• [Task details] Transcribe every line of the listing below without any deviation.

• [Excerpted records]

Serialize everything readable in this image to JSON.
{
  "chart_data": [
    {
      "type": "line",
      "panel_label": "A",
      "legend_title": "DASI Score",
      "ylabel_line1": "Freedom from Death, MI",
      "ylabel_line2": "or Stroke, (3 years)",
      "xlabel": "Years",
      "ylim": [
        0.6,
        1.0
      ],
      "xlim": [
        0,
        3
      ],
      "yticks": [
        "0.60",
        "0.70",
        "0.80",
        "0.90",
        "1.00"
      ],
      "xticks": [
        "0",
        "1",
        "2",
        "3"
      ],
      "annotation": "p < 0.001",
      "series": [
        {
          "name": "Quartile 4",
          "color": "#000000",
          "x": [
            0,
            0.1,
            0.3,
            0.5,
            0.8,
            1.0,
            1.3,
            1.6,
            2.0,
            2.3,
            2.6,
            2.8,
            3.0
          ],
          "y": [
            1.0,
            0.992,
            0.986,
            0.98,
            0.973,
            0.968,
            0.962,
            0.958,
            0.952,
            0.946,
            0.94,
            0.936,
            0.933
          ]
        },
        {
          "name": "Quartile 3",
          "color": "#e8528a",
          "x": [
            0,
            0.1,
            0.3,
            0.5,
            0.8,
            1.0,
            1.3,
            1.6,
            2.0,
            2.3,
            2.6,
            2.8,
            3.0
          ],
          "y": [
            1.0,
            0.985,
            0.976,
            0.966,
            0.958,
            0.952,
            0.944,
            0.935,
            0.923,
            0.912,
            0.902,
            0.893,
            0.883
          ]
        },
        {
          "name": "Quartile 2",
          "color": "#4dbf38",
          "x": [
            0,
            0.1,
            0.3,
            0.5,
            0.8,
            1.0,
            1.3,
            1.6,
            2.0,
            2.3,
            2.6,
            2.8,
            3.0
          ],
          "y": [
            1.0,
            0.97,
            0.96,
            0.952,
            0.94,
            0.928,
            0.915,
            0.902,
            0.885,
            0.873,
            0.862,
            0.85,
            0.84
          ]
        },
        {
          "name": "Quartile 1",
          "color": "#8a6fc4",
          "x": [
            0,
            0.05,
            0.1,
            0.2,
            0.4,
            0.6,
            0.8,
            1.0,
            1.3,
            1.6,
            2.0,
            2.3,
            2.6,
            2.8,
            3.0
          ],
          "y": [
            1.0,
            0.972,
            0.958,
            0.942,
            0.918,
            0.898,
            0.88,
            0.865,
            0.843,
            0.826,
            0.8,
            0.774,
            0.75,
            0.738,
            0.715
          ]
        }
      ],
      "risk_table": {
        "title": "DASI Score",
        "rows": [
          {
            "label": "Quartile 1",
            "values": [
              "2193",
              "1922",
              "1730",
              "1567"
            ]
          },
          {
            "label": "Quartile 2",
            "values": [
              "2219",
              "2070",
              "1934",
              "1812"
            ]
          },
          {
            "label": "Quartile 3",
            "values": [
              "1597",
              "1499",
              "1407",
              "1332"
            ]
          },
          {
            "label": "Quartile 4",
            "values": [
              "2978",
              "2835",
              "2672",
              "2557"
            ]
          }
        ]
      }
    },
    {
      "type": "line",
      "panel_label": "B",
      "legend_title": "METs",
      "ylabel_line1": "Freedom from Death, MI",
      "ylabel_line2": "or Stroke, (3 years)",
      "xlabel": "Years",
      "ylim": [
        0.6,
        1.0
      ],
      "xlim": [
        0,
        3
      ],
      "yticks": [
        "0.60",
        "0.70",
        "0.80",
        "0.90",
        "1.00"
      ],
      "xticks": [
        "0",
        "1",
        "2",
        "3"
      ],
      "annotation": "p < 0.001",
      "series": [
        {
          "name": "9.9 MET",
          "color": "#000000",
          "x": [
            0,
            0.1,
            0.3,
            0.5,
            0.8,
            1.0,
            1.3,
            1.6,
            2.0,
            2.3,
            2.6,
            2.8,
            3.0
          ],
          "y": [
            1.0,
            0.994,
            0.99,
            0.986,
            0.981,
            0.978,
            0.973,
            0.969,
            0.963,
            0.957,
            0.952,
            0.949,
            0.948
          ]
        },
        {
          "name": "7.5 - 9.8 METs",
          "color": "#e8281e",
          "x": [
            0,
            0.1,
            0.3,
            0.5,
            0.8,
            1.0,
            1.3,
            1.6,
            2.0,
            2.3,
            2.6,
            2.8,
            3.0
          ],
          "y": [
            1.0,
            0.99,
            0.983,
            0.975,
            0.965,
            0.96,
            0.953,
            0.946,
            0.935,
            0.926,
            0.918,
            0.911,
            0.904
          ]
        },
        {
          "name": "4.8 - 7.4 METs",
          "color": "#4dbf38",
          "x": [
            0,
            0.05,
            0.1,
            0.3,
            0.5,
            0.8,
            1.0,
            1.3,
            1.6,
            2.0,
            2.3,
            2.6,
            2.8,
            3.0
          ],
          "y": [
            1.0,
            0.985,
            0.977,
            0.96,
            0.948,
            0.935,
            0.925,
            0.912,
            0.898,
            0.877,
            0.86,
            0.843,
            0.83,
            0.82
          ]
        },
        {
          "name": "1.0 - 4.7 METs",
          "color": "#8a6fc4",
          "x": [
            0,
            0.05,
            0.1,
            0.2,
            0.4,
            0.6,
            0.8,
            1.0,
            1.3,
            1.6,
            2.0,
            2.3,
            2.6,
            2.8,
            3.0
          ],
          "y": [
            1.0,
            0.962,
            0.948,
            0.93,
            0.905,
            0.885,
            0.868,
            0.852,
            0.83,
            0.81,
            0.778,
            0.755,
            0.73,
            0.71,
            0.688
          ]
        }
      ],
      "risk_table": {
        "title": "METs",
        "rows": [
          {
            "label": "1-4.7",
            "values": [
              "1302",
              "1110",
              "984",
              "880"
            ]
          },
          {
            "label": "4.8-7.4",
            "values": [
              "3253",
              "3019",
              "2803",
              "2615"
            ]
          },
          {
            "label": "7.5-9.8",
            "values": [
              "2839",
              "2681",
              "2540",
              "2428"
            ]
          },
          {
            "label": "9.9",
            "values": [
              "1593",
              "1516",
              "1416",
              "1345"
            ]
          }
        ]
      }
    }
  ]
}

• [Written solution]
Serialize everything readable in this image to JSON.
{
  "chart_data": [
    {
      "type": "line",
      "panel_label": "A",
      "legend_title": "DASI Score",
      "ylabel_line1": "Freedom from Death, MI",
      "ylabel_line2": "or Stroke, (3 years)",
      "xlabel": "Years",
      "ylim": [
        0.6,
        1.0
      ],
      "xlim": [
        0,
        3
      ],
      "yticks": [
        "0.60",
        "0.70",
        "0.80",
        "0.90",
        "1.00"
      ],
      "xticks": [
        "0",
        "1",
        "2",
        "3"
      ],
      "annotation": "p < 0.001",
      "series": [
        {
          "name": "Quartile 4",
          "color": "#000000",
          "x": [
            0,
            0.1,
            0.3,
            0.5,
            0.8,
            1.0,
            1.3,
            1.6,
            2.0,
            2.3,
            2.6,
            2.8,
            3.0
          ],
          "y": [
            1.0,
            0.992,
            0.986,
            0.98,
            0.973,
            0.968,
            0.962,
            0.958,
            0.952,
            0.946,
            0.94,
            0.936,
            0.933
          ]
        },
        {
          "name": "Quartile 3",
          "color": "#e8528a",
          "x": [
            0,
            0.1,
            0.3,
            0.5,
            0.8,
            1.0,
            1.3,
            1.6,
            2.0,
            2.3,
            2.6,
            2.8,
            3.0
          ],
          "y": [
            1.0,
            0.985,
            0.976,
            0.966,
            0.958,
            0.952,
            0.944,
            0.935,
            0.923,
            0.912,
            0.902,
            0.893,
            0.883
          ]
        },
        {
          "name": "Quartile 2",
          "color": "#4dbf38",
          "x": [
            0,
            0.1,
            0.3,
            0.5,
            0.8,
            1.0,
            1.3,
            1.6,
            2.0,
            2.3,
            2.6,
            2.8,
            3.0
          ],
          "y": [
            1.0,
            0.97,
            0.96,
            0.952,
            0.94,
            0.928,
            0.915,
            0.902,
            0.885,
            0.873,
            0.862,
            0.85,
            0.84
          ]
        },
        {
          "name": "Quartile 1",
          "color": "#8a6fc4",
          "x": [
            0,
            0.05,
            0.1,
            0.2,
            0.4,
            0.6,
            0.8,
            1.0,
            1.3,
            1.6,
            2.0,
            2.3,
            2.6,
            2.8,
            3.0
          ],
          "y": [
            1.0,
            0.972,
            0.958,
            0.942,
            0.918,
            0.898,
            0.88,
            0.865,
            0.843,
            0.826,
            0.8,
            0.774,
            0.75,
            0.738,
            0.715
          ]
        }
      ],
      "risk_table": {
        "title": "DASI Score",
        "rows": [
          {
            "label": "Quartile 1",
            "values": [
              "2193",
              "1922",
              "1730",
              "1567"
            ]
          },
          {
            "label": "Quartile 2",
            "values": [
              "2219",
              "2070",
              "1934",
              "1812"
            ]
          },
          {
            "label": "Quartile 3",
            "values": [
              "1597",
              "1499",
              "1407",
              "1332"
            ]
          },
          {
            "label": "Quartile 4",
            "values": [
              "2978",
              "2835",
              "2672",
              "2557"
            ]
          }
        ]
      }
    },
    {
      "type": "line",
      "panel_label": "B",
      "legend_title": "METs",
      "ylabel_line1": "Freedom from Death, MI",
      "ylabel_line2": "or Stroke, (3 years)",
      "xlabel": "Years",
      "ylim": [
        0.6,
        1.0
      ],
      "xlim": [
        0,
        3
      ],
      "yticks": [
        "0.60",
        "0.70",
        "0.80",
        "0.90",
        "1.00"
      ],
      "xticks": [
        "0",
        "1",
        "2",
        "3"
      ],
      "annotation": "p < 0.001",
      "series": [
        {
          "name": "9.9 MET",
          "color": "#000000",
          "x": [
            0,
            0.1,
            0.3,
            0.5,
            0.8,
            1.0,
            1.3,
            1.6,
            2.0,
            2.3,
            2.6,
            2.8,
            3.0
          ],
          "y": [
            1.0,
            0.994,
            0.99,
            0.986,
            0.981,
            0.978,
            0.973,
            0.969,
            0.963,
            0.957,
            0.952,
            0.949,
            0.948
          ]
        },
        {
          "name": "7.5 - 9.8 METs",
          "color": "#e8281e",
          "x": [
            0,
            0.1,
            0.3,
            0.5,
            0.8,
            1.0,
            1.3,
            1.6,
            2.0,
            2.3,
            2.6,
            2.8,
            3.0
          ],
          "y": [
            1.0,
            0.99,
            0.983,
            0.975,
            0.965,
            0.96,
            0.953,
            0.946,
            0.935,
            0.926,
            0.918,
            0.911,
            0.904
          ]
        },
        {
          "name": "4.8 - 7.4 METs",
          "color": "#4dbf38",
          "x": [
            0,
            0.05,
            0.1,
            0.3,
            0.5,
            0.8,
            1.0,
            1.3,
            1.6,
            2.0,
            2.3,
            2.6,
            2.8,
            3.0
          ],
          "y": [
            1.0,
            0.985,
            0.977,
            0.96,
            0.948,
            0.935,
            0.925,
            0.912,
            0.898,
            0.877,
            0.86,
            0.843,
            0.83,
            0.82
          ]
        },
        {
          "name": "1.0 - 4.7 METs",
          "color": "#8a6fc4",
          "x": [
            0,
            0.05,
            0.1,
            0.2,
            0.4,
            0.6,
            0.8,
            1.0,
            1.3,
            1.6,
            2.0,
            2.3,
            2.6,
            2.8,
            3.0
          ],
          "y": [
            1.0,
            0.962,
            0.948,
            0.93,
            0.905,
            0.885,
            0.868,
            0.852,
            0.83,
            0.81,
            0.778,
            0.755,
            0.73,
            0.71,
            0.688
          ]
        }
      ],
      "risk_table": {
        "title": "METs",
        "rows": [
          {
            "label": "1-4.7",
            "values": [
              "1302",
              "1110",
              "984",
              "880"
            ]
          },
          {
            "label": "4.8-7.4",
            "values": [
              "3253",
              "3019",
              "2803",
              "2615"
            ]
          },
          {
            "label": "7.5-9.8",
            "values": [
              "2839",
              "2681",
              "2540",
              "2428"
            ]
          },
          {
            "label": "9.9",
            "values": [
              "1593",
              "1516",
              "1416",
              "1345"
            ]
          }
        ]
      }
    }
  ]
}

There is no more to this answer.